▶ [Information given]:
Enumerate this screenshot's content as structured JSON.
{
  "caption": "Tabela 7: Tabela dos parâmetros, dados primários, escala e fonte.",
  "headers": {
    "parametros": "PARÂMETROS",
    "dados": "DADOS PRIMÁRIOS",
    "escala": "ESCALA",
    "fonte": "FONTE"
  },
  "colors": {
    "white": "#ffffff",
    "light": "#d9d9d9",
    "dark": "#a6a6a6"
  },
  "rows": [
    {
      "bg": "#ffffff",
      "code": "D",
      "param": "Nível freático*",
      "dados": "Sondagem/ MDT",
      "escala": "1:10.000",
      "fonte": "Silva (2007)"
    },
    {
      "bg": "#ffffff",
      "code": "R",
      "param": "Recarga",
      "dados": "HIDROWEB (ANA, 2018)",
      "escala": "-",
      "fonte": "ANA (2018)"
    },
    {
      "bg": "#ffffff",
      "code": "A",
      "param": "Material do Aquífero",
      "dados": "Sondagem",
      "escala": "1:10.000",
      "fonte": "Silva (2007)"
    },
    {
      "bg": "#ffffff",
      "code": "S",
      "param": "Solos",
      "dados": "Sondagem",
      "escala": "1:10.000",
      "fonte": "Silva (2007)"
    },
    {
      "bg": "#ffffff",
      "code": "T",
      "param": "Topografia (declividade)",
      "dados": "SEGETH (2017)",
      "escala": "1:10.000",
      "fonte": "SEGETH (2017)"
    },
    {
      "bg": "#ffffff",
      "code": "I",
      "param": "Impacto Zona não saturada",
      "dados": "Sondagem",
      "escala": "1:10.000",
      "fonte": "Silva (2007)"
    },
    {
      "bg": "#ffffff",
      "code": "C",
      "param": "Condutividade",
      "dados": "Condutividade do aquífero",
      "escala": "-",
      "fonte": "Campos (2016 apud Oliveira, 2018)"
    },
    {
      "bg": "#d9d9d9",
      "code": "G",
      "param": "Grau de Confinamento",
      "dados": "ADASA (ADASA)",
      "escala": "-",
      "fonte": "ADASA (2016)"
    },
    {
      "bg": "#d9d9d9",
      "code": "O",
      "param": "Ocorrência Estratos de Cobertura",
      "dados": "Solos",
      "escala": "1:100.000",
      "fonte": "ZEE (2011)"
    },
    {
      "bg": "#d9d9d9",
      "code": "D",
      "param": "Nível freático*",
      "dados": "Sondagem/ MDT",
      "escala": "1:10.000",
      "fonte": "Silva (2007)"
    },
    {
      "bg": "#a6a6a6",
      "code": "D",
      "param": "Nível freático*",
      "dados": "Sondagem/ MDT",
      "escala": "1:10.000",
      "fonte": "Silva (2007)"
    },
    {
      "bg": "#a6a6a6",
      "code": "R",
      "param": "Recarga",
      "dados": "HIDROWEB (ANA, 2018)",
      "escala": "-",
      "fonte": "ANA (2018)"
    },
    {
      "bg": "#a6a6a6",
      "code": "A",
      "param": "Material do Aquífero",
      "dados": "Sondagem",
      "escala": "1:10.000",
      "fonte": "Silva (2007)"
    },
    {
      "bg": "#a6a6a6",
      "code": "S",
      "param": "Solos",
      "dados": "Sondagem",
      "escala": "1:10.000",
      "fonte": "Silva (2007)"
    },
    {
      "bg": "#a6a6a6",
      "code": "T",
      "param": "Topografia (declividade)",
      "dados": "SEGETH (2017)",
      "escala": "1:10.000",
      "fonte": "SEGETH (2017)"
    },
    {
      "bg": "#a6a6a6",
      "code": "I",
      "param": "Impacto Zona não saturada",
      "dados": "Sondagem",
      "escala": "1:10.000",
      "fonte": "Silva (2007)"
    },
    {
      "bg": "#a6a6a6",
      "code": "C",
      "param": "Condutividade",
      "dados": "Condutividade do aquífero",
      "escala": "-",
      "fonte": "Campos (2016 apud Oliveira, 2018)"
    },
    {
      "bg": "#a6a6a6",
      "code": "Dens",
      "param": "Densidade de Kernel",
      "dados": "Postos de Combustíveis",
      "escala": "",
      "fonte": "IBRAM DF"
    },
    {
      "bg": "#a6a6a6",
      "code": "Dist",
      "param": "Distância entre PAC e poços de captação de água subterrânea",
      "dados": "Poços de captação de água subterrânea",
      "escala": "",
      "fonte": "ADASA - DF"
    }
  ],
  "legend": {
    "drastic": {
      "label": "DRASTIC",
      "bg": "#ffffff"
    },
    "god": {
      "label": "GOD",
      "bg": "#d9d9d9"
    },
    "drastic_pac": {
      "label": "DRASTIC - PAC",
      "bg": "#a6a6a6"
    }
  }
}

▶ [Task to complete]: Return, from the data, each line that has the word "ADASA" in it.

▶ [Result of this task]:
      "dados": "ADASA (ADASA)",
      "fonte": "ADASA (2016)"
      "fonte": "ADASA - DF"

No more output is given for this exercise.